═════ Raw records ═════

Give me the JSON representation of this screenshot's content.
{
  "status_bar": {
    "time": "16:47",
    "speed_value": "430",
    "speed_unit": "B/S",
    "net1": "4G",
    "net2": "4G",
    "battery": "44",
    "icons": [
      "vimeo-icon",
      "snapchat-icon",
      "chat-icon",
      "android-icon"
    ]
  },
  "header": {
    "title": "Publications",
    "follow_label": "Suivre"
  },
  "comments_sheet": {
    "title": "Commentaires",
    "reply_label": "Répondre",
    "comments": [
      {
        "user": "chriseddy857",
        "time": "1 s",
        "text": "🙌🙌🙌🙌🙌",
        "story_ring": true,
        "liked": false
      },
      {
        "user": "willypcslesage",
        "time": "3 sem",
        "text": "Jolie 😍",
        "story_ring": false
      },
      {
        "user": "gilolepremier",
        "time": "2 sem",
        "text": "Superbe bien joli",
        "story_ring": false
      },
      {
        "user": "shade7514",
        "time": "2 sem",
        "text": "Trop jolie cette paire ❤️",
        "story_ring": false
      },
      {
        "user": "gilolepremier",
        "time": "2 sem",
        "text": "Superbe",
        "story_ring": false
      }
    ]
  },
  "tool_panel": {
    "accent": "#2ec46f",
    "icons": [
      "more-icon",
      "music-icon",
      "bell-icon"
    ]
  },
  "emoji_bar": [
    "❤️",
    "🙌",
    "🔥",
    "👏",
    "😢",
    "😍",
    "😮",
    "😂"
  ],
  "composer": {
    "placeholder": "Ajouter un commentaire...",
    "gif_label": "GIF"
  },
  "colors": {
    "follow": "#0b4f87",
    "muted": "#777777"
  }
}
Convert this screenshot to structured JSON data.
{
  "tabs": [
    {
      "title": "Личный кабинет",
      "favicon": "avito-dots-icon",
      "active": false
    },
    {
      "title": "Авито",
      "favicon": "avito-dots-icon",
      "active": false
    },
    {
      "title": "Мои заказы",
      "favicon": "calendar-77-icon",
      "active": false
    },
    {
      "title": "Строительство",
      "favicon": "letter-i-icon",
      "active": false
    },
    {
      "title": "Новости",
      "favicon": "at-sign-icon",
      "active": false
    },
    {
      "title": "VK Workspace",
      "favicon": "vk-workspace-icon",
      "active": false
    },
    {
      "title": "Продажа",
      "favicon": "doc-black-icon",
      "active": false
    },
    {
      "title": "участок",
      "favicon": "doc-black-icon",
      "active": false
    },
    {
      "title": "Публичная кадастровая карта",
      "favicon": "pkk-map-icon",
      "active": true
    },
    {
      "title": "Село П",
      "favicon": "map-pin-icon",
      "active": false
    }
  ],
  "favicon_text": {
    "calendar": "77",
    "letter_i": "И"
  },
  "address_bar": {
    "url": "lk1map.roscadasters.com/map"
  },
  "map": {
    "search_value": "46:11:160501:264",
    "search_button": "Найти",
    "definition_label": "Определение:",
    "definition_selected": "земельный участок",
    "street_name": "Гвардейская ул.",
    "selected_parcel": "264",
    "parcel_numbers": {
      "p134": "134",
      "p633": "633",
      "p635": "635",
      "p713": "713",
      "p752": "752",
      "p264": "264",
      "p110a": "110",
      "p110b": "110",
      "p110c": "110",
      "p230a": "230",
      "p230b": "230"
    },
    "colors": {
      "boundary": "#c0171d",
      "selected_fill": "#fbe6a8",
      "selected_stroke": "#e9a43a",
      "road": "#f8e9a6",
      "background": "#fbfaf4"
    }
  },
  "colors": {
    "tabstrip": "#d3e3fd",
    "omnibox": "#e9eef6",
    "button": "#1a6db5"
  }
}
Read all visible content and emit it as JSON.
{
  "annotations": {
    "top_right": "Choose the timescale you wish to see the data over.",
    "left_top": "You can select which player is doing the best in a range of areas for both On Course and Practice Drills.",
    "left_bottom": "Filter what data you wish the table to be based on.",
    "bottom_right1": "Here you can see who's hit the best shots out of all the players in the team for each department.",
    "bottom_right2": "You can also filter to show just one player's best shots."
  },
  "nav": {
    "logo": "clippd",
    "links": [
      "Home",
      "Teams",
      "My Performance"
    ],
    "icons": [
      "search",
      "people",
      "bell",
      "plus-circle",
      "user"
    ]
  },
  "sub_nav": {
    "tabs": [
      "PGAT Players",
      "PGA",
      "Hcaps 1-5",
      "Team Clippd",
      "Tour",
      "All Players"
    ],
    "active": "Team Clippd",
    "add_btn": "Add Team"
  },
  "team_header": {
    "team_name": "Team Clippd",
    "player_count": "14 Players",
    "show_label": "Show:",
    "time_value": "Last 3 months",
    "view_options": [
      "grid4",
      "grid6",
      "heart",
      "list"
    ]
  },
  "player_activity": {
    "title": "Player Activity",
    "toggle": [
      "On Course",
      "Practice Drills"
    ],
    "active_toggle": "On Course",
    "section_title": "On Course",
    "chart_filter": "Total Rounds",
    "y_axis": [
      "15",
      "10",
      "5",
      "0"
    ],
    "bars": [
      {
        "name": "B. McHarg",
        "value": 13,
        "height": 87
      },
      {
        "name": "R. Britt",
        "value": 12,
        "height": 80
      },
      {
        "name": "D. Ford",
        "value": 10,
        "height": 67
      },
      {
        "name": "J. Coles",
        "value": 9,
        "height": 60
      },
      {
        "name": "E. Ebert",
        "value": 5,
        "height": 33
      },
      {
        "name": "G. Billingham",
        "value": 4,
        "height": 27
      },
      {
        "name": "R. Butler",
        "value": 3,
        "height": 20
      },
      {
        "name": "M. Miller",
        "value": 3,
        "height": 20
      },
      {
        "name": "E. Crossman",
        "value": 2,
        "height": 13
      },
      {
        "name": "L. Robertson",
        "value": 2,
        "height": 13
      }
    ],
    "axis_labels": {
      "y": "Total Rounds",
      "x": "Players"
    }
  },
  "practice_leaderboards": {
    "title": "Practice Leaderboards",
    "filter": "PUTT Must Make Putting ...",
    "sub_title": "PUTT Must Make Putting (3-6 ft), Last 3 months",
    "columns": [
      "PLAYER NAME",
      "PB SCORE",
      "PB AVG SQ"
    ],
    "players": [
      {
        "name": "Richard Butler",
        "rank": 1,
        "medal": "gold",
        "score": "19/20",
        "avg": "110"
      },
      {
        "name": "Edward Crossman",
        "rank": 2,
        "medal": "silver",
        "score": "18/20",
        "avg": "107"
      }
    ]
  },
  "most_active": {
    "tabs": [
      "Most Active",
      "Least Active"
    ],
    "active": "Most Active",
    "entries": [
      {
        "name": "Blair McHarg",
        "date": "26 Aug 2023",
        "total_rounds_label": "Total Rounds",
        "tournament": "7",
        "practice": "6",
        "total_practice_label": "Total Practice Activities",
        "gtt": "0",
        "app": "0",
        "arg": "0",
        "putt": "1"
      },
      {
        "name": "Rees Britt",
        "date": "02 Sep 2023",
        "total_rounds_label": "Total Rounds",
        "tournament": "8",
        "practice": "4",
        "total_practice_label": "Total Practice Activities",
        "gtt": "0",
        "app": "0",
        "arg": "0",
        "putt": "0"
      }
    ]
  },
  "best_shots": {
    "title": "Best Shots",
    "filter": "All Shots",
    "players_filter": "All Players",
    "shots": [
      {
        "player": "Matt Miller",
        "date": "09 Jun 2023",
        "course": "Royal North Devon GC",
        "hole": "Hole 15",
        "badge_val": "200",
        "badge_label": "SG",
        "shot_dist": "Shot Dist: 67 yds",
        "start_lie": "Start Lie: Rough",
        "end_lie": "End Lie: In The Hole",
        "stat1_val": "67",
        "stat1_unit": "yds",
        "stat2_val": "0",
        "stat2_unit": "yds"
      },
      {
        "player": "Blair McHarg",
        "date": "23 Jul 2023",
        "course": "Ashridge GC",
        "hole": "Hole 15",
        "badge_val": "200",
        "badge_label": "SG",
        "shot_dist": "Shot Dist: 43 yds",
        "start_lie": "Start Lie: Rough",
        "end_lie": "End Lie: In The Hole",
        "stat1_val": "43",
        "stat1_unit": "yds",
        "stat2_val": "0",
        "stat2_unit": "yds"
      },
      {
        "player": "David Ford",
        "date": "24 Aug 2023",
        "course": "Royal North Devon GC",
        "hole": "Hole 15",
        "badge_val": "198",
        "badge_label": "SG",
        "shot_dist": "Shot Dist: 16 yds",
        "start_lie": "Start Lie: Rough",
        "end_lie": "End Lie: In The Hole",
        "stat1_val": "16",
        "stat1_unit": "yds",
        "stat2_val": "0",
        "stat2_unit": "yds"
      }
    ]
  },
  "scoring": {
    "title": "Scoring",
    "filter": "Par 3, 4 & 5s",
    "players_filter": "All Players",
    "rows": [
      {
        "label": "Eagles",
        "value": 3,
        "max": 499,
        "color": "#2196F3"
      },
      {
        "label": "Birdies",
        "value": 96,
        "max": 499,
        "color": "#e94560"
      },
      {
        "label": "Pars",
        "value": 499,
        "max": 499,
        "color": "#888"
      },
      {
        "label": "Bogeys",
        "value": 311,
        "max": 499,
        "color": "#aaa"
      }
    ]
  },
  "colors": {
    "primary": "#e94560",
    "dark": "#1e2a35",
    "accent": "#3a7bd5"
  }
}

═════

** Short task **
Copy out every line holding the string "Crossman".

** Task result **
        "name": "E. Crossman",
        "name": "Edward Crossman",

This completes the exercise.